**Task to complete:** The data below is to be returned in full and exactly.

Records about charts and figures
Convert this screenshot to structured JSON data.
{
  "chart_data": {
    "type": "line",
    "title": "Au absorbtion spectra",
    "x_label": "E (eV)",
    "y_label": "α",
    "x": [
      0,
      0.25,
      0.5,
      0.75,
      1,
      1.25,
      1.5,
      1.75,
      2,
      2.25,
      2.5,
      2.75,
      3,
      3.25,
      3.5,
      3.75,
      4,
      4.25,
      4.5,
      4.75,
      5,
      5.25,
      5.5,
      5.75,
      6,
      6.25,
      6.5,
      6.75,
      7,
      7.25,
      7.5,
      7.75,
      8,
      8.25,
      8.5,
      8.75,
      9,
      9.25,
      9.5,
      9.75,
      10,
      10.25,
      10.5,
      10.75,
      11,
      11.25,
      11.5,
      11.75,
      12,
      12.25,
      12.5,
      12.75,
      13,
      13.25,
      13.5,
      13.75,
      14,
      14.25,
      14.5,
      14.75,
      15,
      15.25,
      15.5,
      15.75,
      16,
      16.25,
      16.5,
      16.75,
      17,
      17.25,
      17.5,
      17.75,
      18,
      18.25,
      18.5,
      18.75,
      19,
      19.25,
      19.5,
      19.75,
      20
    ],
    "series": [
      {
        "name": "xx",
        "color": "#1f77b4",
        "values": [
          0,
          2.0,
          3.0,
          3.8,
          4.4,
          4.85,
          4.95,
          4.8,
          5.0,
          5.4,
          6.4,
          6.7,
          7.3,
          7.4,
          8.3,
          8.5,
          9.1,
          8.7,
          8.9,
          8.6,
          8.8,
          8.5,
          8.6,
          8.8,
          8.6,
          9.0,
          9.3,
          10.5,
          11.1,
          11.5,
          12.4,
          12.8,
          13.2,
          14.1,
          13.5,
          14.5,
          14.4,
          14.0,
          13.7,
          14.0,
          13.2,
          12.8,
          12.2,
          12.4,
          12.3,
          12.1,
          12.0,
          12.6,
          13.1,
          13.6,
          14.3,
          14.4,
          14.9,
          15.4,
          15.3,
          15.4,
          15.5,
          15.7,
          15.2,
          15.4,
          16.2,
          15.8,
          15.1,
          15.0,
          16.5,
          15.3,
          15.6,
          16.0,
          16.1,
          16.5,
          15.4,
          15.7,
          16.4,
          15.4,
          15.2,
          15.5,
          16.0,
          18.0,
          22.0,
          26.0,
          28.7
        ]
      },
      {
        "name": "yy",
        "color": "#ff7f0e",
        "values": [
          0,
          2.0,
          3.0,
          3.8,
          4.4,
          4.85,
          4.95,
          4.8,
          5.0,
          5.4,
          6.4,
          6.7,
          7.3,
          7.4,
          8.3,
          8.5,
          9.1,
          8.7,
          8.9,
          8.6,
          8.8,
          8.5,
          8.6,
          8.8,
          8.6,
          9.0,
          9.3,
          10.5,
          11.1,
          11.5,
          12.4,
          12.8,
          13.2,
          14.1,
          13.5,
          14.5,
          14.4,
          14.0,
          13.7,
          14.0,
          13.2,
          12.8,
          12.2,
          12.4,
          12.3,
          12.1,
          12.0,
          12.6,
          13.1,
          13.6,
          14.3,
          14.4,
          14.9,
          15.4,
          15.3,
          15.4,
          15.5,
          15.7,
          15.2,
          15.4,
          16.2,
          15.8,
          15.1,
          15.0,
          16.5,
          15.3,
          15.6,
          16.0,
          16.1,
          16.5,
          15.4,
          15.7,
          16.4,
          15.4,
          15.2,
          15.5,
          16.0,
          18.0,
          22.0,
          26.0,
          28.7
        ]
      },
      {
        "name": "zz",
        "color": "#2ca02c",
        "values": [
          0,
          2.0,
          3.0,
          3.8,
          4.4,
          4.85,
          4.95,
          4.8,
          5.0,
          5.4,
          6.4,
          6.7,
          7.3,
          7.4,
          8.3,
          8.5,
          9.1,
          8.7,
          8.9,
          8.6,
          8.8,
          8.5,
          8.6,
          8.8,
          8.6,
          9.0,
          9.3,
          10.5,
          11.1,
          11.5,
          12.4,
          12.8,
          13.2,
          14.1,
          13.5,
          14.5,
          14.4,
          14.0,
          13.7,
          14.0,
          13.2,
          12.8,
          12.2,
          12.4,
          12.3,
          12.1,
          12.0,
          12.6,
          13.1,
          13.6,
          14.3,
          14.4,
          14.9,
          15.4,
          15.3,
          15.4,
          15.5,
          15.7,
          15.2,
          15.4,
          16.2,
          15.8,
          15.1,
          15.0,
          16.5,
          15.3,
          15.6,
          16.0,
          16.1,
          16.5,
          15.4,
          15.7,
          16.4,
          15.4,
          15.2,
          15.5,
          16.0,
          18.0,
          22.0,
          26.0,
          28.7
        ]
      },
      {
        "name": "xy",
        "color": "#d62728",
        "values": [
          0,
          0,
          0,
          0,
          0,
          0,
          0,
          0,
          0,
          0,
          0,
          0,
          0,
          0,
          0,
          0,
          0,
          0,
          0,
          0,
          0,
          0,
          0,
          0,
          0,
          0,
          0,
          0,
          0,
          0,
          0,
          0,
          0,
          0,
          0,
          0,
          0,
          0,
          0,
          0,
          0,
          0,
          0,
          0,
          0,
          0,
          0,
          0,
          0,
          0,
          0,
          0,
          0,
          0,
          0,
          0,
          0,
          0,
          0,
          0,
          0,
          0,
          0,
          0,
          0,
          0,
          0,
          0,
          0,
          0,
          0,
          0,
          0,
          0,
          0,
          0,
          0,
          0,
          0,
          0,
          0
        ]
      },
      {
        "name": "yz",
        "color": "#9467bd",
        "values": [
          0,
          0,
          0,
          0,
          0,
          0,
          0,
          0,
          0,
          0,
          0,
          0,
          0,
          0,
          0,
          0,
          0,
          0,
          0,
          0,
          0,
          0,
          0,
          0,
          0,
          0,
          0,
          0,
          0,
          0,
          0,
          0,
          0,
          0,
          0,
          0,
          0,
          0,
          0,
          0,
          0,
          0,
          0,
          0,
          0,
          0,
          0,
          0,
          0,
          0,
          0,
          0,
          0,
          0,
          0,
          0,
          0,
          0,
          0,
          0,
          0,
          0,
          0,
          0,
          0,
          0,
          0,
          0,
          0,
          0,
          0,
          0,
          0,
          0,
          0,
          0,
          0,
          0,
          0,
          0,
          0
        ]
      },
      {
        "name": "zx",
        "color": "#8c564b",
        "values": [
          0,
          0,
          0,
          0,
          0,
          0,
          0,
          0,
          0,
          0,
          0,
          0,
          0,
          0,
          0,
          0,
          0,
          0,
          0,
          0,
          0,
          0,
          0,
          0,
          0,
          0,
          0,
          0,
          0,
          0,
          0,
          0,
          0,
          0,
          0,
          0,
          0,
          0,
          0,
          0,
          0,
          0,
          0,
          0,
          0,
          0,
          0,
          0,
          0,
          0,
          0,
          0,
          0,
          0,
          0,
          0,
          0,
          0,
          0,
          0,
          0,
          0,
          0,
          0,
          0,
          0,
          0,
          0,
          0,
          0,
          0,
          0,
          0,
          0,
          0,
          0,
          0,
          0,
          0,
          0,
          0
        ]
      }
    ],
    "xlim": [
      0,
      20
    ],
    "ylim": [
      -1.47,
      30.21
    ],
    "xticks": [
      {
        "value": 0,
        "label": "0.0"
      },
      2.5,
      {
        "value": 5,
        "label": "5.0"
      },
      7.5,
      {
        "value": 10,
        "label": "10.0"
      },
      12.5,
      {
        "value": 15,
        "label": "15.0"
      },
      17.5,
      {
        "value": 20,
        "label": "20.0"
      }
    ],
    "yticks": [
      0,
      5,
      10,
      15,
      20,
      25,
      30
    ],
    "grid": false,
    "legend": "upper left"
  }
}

**Solution:**
Convert this screenshot to structured JSON data.
{
  "chart_data": {
    "type": "line",
    "title": "Au absorbtion spectra",
    "x_label": "E (eV)",
    "y_label": "α",
    "x": [
      0,
      0.25,
      0.5,
      0.75,
      1,
      1.25,
      1.5,
      1.75,
      2,
      2.25,
      2.5,
      2.75,
      3,
      3.25,
      3.5,
      3.75,
      4,
      4.25,
      4.5,
      4.75,
      5,
      5.25,
      5.5,
      5.75,
      6,
      6.25,
      6.5,
      6.75,
      7,
      7.25,
      7.5,
      7.75,
      8,
      8.25,
      8.5,
      8.75,
      9,
      9.25,
      9.5,
      9.75,
      10,
      10.25,
      10.5,
      10.75,
      11,
      11.25,
      11.5,
      11.75,
      12,
      12.25,
      12.5,
      12.75,
      13,
      13.25,
      13.5,
      13.75,
      14,
      14.25,
      14.5,
      14.75,
      15,
      15.25,
      15.5,
      15.75,
      16,
      16.25,
      16.5,
      16.75,
      17,
      17.25,
      17.5,
      17.75,
      18,
      18.25,
      18.5,
      18.75,
      19,
      19.25,
      19.5,
      19.75,
      20
    ],
    "series": [
      {
        "name": "xx",
        "color": "#1f77b4",
        "values": [
          0,
          2.0,
          3.0,
          3.8,
          4.4,
          4.85,
          4.95,
          4.8,
          5.0,
          5.4,
          6.4,
          6.7,
          7.3,
          7.4,
          8.3,
          8.5,
          9.1,
          8.7,
          8.9,
          8.6,
          8.8,
          8.5,
          8.6,
          8.8,
          8.6,
          9.0,
          9.3,
          10.5,
          11.1,
          11.5,
          12.4,
          12.8,
          13.2,
          14.1,
          13.5,
          14.5,
          14.4,
          14.0,
          13.7,
          14.0,
          13.2,
          12.8,
          12.2,
          12.4,
          12.3,
          12.1,
          12.0,
          12.6,
          13.1,
          13.6,
          14.3,
          14.4,
          14.9,
          15.4,
          15.3,
          15.4,
          15.5,
          15.7,
          15.2,
          15.4,
          16.2,
          15.8,
          15.1,
          15.0,
          16.5,
          15.3,
          15.6,
          16.0,
          16.1,
          16.5,
          15.4,
          15.7,
          16.4,
          15.4,
          15.2,
          15.5,
          16.0,
          18.0,
          22.0,
          26.0,
          28.7
        ]
      },
      {
        "name": "yy",
        "color": "#ff7f0e",
        "values": [
          0,
          2.0,
          3.0,
          3.8,
          4.4,
          4.85,
          4.95,
          4.8,
          5.0,
          5.4,
          6.4,
          6.7,
          7.3,
          7.4,
          8.3,
          8.5,
          9.1,
          8.7,
          8.9,
          8.6,
          8.8,
          8.5,
          8.6,
          8.8,
          8.6,
          9.0,
          9.3,
          10.5,
          11.1,
          11.5,
          12.4,
          12.8,
          13.2,
          14.1,
          13.5,
          14.5,
          14.4,
          14.0,
          13.7,
          14.0,
          13.2,
          12.8,
          12.2,
          12.4,
          12.3,
          12.1,
          12.0,
          12.6,
          13.1,
          13.6,
          14.3,
          14.4,
          14.9,
          15.4,
          15.3,
          15.4,
          15.5,
          15.7,
          15.2,
          15.4,
          16.2,
          15.8,
          15.1,
          15.0,
          16.5,
          15.3,
          15.6,
          16.0,
          16.1,
          16.5,
          15.4,
          15.7,
          16.4,
          15.4,
          15.2,
          15.5,
          16.0,
          18.0,
          22.0,
          26.0,
          28.7
        ]
      },
      {
        "name": "zz",
        "color": "#2ca02c",
        "values": [
          0,
          2.0,
          3.0,
          3.8,
          4.4,
          4.85,
          4.95,
          4.8,
          5.0,
          5.4,
          6.4,
          6.7,
          7.3,
          7.4,
          8.3,
          8.5,
          9.1,
          8.7,
          8.9,
          8.6,
          8.8,
          8.5,
          8.6,
          8.8,
          8.6,
          9.0,
          9.3,
          10.5,
          11.1,
          11.5,
          12.4,
          12.8,
          13.2,
          14.1,
          13.5,
          14.5,
          14.4,
          14.0,
          13.7,
          14.0,
          13.2,
          12.8,
          12.2,
          12.4,
          12.3,
          12.1,
          12.0,
          12.6,
          13.1,
          13.6,
          14.3,
          14.4,
          14.9,
          15.4,
          15.3,
          15.4,
          15.5,
          15.7,
          15.2,
          15.4,
          16.2,
          15.8,
          15.1,
          15.0,
          16.5,
          15.3,
          15.6,
          16.0,
          16.1,
          16.5,
          15.4,
          15.7,
          16.4,
          15.4,
          15.2,
          15.5,
          16.0,
          18.0,
          22.0,
          26.0,
          28.7
        ]
      },
      {
        "name": "xy",
        "color": "#d62728",
        "values": [
          0,
          0,
          0,
          0,
          0,
          0,
          0,
          0,
          0,
          0,
          0,
          0,
          0,
          0,
          0,
          0,
          0,
          0,
          0,
          0,
          0,
          0,
          0,
          0,
          0,
          0,
          0,
          0,
          0,
          0,
          0,
          0,
          0,
          0,
          0,
          0,
          0,
          0,
          0,
          0,
          0,
          0,
          0,
          0,
          0,
          0,
          0,
          0,
          0,
          0,
          0,
          0,
          0,
          0,
          0,
          0,
          0,
          0,
          0,
          0,
          0,
          0,
          0,
          0,
          0,
          0,
          0,
          0,
          0,
          0,
          0,
          0,
          0,
          0,
          0,
          0,
          0,
          0,
          0,
          0,
          0
        ]
      },
      {
        "name": "yz",
        "color": "#9467bd",
        "values": [
          0,
          0,
          0,
          0,
          0,
          0,
          0,
          0,
          0,
          0,
          0,
          0,
          0,
          0,
          0,
          0,
          0,
          0,
          0,
          0,
          0,
          0,
          0,
          0,
          0,
          0,
          0,
          0,
          0,
          0,
          0,
          0,
          0,
          0,
          0,
          0,
          0,
          0,
          0,
          0,
          0,
          0,
          0,
          0,
          0,
          0,
          0,
          0,
          0,
          0,
          0,
          0,
          0,
          0,
          0,
          0,
          0,
          0,
          0,
          0,
          0,
          0,
          0,
          0,
          0,
          0,
          0,
          0,
          0,
          0,
          0,
          0,
          0,
          0,
          0,
          0,
          0,
          0,
          0,
          0,
          0
        ]
      },
      {
        "name": "zx",
        "color": "#8c564b",
        "values": [
          0,
          0,
          0,
          0,
          0,
          0,
          0,
          0,
          0,
          0,
          0,
          0,
          0,
          0,
          0,
          0,
          0,
          0,
          0,
          0,
          0,
          0,
          0,
          0,
          0,
          0,
          0,
          0,
          0,
          0,
          0,
          0,
          0,
          0,
          0,
          0,
          0,
          0,
          0,
          0,
          0,
          0,
          0,
          0,
          0,
          0,
          0,
          0,
          0,
          0,
          0,
          0,
          0,
          0,
          0,
          0,
          0,
          0,
          0,
          0,
          0,
          0,
          0,
          0,
          0,
          0,
          0,
          0,
          0,
          0,
          0,
          0,
          0,
          0,
          0,
          0,
          0,
          0,
          0,
          0,
          0
        ]
      }
    ],
    "xlim": [
      0,
      20
    ],
    "ylim": [
      -1.47,
      30.21
    ],
    "xticks": [
      {
        "value": 0,
        "label": "0.0"
      },
      2.5,
      {
        "value": 5,
        "label": "5.0"
      },
      7.5,
      {
        "value": 10,
        "label": "10.0"
      },
      12.5,
      {
        "value": 15,
        "label": "15.0"
      },
      17.5,
      {
        "value": 20,
        "label": "20.0"
      }
    ],
    "yticks": [
      0,
      5,
      10,
      15,
      20,
      25,
      30
    ],
    "grid": false,
    "legend": "upper left"
  }
}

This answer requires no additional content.